Given instruction:
Reproduce the full listing that appears beneath this instruction exactly.

The records:
....

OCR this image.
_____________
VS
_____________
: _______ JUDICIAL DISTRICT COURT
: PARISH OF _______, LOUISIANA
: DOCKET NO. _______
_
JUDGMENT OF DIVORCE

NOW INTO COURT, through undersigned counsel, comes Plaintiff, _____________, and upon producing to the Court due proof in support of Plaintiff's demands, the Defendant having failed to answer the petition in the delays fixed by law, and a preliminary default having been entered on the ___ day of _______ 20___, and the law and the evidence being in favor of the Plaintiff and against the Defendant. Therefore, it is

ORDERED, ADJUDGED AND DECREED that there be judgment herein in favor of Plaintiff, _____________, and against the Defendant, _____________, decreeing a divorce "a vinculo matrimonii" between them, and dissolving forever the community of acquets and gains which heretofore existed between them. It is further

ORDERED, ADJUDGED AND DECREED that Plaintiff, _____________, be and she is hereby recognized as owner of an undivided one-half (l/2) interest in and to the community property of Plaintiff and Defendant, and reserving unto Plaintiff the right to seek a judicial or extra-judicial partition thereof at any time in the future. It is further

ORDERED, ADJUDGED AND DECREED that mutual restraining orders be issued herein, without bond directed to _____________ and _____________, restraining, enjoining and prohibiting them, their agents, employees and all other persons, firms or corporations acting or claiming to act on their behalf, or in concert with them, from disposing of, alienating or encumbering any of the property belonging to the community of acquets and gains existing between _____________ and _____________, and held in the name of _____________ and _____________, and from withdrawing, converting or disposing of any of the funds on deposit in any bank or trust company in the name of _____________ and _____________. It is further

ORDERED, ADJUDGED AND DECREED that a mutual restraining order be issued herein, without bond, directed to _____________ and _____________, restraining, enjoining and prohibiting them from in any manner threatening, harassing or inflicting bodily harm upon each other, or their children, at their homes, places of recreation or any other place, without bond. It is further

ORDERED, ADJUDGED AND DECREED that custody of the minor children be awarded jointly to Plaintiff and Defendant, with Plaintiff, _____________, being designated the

....

Task output:
OCR this image.
_____________
VS
_____________
: _______ JUDICIAL DISTRICT COURT
: PARISH OF _______, LOUISIANA
: DOCKET NO. _______
_
JUDGMENT OF DIVORCE

NOW INTO COURT, through undersigned counsel, comes Plaintiff, _____________, and upon producing to the Court due proof in support of Plaintiff's demands, the Defendant having failed to answer the petition in the delays fixed by law, and a preliminary default having been entered on the ___ day of _______ 20___, and the law and the evidence being in favor of the Plaintiff and against the Defendant. Therefore, it is

ORDERED, ADJUDGED AND DECREED that there be judgment herein in favor of Plaintiff, _____________, and against the Defendant, _____________, decreeing a divorce "a vinculo matrimonii" between them, and dissolving forever the community of acquets and gains which heretofore existed between them. It is further

ORDERED, ADJUDGED AND DECREED that Plaintiff, _____________, be and she is hereby recognized as owner of an undivided one-half (l/2) interest in and to the community property of Plaintiff and Defendant, and reserving unto Plaintiff the right to seek a judicial or extra-judicial partition thereof at any time in the future. It is further

ORDERED, ADJUDGED AND DECREED that mutual restraining orders be issued herein, without bond directed to _____________ and _____________, restraining, enjoining and prohibiting them, their agents, employees and all other persons, firms or corporations acting or claiming to act on their behalf, or in concert with them, from disposing of, alienating or encumbering any of the property belonging to the community of acquets and gains existing between _____________ and _____________, and held in the name of _____________ and _____________, and from withdrawing, converting or disposing of any of the funds on deposit in any bank or trust company in the name of _____________ and _____________. It is further

ORDERED, ADJUDGED AND DECREED that a mutual restraining order be issued herein, without bond, directed to _____________ and _____________, restraining, enjoining and prohibiting them from in any manner threatening, harassing or inflicting bodily harm upon each other, or their children, at their homes, places of recreation or any other place, without bond. It is further

ORDERED, ADJUDGED AND DECREED that custody of the minor children be awarded jointly to Plaintiff and Defendant, with Plaintiff, _____________, being designated the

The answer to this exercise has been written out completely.